=== Written task ===
Repeat all of the material below exactly as written, images excluded.

=== Entries ===
_ _ _ _
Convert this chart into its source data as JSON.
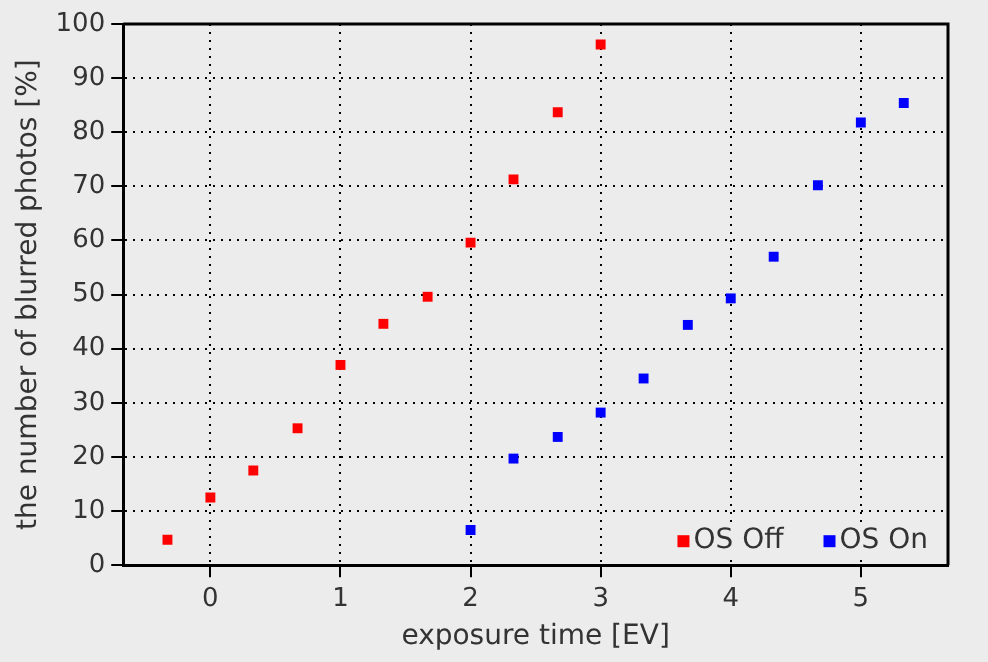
{
  "chart_data": {
    "type": "scatter",
    "xlabel": "exposure time [EV]",
    "ylabel": "the number of blurred photos [%]",
    "xlim": [
      -0.67,
      5.67
    ],
    "xticks": [
      0,
      1,
      2,
      3,
      4,
      5
    ],
    "ylim": [
      0,
      100
    ],
    "yticks": [
      0,
      10,
      20,
      30,
      40,
      50,
      60,
      70,
      80,
      90,
      100
    ],
    "grid": true,
    "legend": "bottom right",
    "marker": "square",
    "series": [
      {
        "name": "OS Off",
        "color": "#ff0000",
        "x": [
          -0.33,
          0,
          0.33,
          0.67,
          1,
          1.33,
          1.67,
          2,
          2.33,
          2.67,
          3
        ],
        "values": [
          4.7,
          12.5,
          17.5,
          25.3,
          37,
          44.6,
          49.6,
          59.6,
          71.3,
          83.7,
          96.2
        ]
      },
      {
        "name": "OS On",
        "color": "#0000ff",
        "x": [
          2,
          2.33,
          2.67,
          3,
          3.33,
          3.67,
          4,
          4.33,
          4.67,
          5,
          5.33
        ],
        "values": [
          6.5,
          19.7,
          23.7,
          28.2,
          34.5,
          44.4,
          49.3,
          57,
          70.2,
          81.8,
          85.4
        ]
      }
    ]
  }
}
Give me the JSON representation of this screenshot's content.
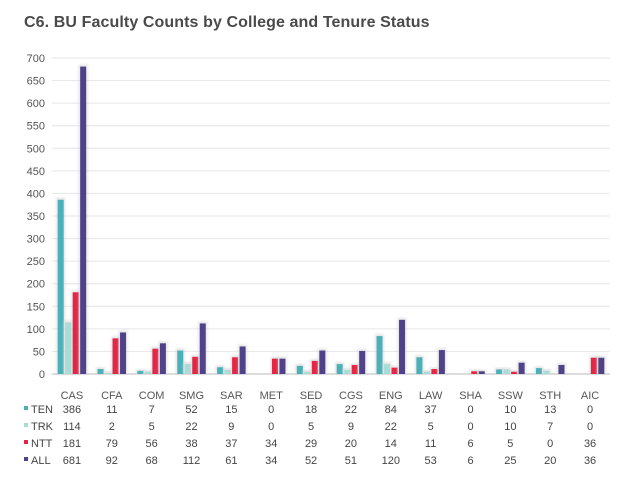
{
  "title": "C6. BU Faculty Counts by College and Tenure Status",
  "chart_data": {
    "type": "bar",
    "title": "C6. BU Faculty Counts by College and Tenure Status",
    "categories": [
      "CAS",
      "CFA",
      "COM",
      "SMG",
      "SAR",
      "MET",
      "SED",
      "CGS",
      "ENG",
      "LAW",
      "SHA",
      "SSW",
      "STH",
      "AIC"
    ],
    "ylim": [
      0,
      700
    ],
    "yticks": [
      0,
      50,
      100,
      150,
      200,
      250,
      300,
      350,
      400,
      450,
      500,
      550,
      600,
      650,
      700
    ],
    "grid": true,
    "legend": "table-below",
    "series": [
      {
        "name": "TEN",
        "color": "#4bb0b8",
        "values": [
          386,
          11,
          7,
          52,
          15,
          0,
          18,
          22,
          84,
          37,
          0,
          10,
          13,
          0
        ]
      },
      {
        "name": "TRK",
        "color": "#a8dcd6",
        "values": [
          114,
          2,
          5,
          22,
          9,
          0,
          5,
          9,
          22,
          5,
          0,
          10,
          7,
          0
        ]
      },
      {
        "name": "NTT",
        "color": "#e32645",
        "values": [
          181,
          79,
          56,
          38,
          37,
          34,
          29,
          20,
          14,
          11,
          6,
          5,
          0,
          36
        ]
      },
      {
        "name": "ALL",
        "color": "#4f4288",
        "values": [
          681,
          92,
          68,
          112,
          61,
          34,
          52,
          51,
          120,
          53,
          6,
          25,
          20,
          36
        ]
      }
    ]
  }
}
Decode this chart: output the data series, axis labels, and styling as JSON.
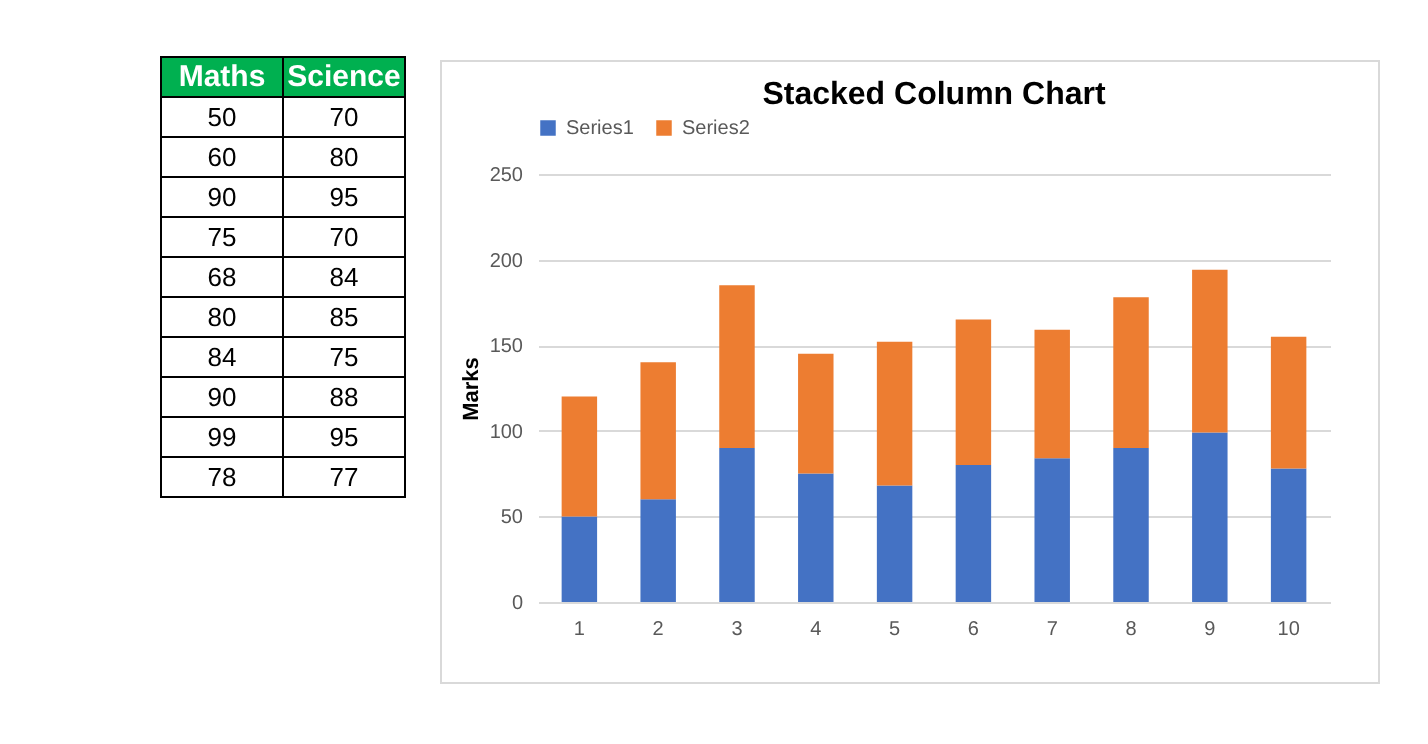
_ _ _ _
=== Exercise response ===
Convert this chart into its source data as JSON.
{
  "chart_data": {
    "type": "scatter",
    "xlabel": "exposure time [EV]",
    "ylabel": "the number of blurred photos [%]",
    "xlim": [
      -0.67,
      5.67
    ],
    "xticks": [
      0,
      1,
      2,
      3,
      4,
      5
    ],
    "ylim": [
      0,
      100
    ],
    "yticks": [
      0,
      10,
      20,
      30,
      40,
      50,
      60,
      70,
      80,
      90,
      100
    ],
    "grid": true,
    "legend": "bottom right",
    "marker": "square",
    "series": [
      {
        "name": "OS Off",
        "color": "#ff0000",
        "x": [
          -0.33,
          0,
          0.33,
          0.67,
          1,
          1.33,
          1.67,
          2,
          2.33,
          2.67,
          3
        ],
        "values": [
          4.7,
          12.5,
          17.5,
          25.3,
          37,
          44.6,
          49.6,
          59.6,
          71.3,
          83.7,
          96.2
        ]
      },
      {
        "name": "OS On",
        "color": "#0000ff",
        "x": [
          2,
          2.33,
          2.67,
          3,
          3.33,
          3.67,
          4,
          4.33,
          4.67,
          5,
          5.33
        ],
        "values": [
          6.5,
          19.7,
          23.7,
          28.2,
          34.5,
          44.4,
          49.3,
          57,
          70.2,
          81.8,
          85.4
        ]
      }
    ]
  }
}
Give me the JSON representation of this screenshot's content.
{
  "title": "C6. BU Faculty Counts by College and Tenure Status",
  "chart_data": {
    "type": "bar",
    "title": "C6. BU Faculty Counts by College and Tenure Status",
    "categories": [
      "CAS",
      "CFA",
      "COM",
      "SMG",
      "SAR",
      "MET",
      "SED",
      "CGS",
      "ENG",
      "LAW",
      "SHA",
      "SSW",
      "STH",
      "AIC"
    ],
    "ylim": [
      0,
      700
    ],
    "yticks": [
      0,
      50,
      100,
      150,
      200,
      250,
      300,
      350,
      400,
      450,
      500,
      550,
      600,
      650,
      700
    ],
    "grid": true,
    "legend": "table-below",
    "series": [
      {
        "name": "TEN",
        "color": "#4bb0b8",
        "values": [
          386,
          11,
          7,
          52,
          15,
          0,
          18,
          22,
          84,
          37,
          0,
          10,
          13,
          0
        ]
      },
      {
        "name": "TRK",
        "color": "#a8dcd6",
        "values": [
          114,
          2,
          5,
          22,
          9,
          0,
          5,
          9,
          22,
          5,
          0,
          10,
          7,
          0
        ]
      },
      {
        "name": "NTT",
        "color": "#e32645",
        "values": [
          181,
          79,
          56,
          38,
          37,
          34,
          29,
          20,
          14,
          11,
          6,
          5,
          0,
          36
        ]
      },
      {
        "name": "ALL",
        "color": "#4f4288",
        "values": [
          681,
          92,
          68,
          112,
          61,
          34,
          52,
          51,
          120,
          53,
          6,
          25,
          20,
          36
        ]
      }
    ]
  }
}
Decode this chart: output the data series, axis labels, and styling as JSON.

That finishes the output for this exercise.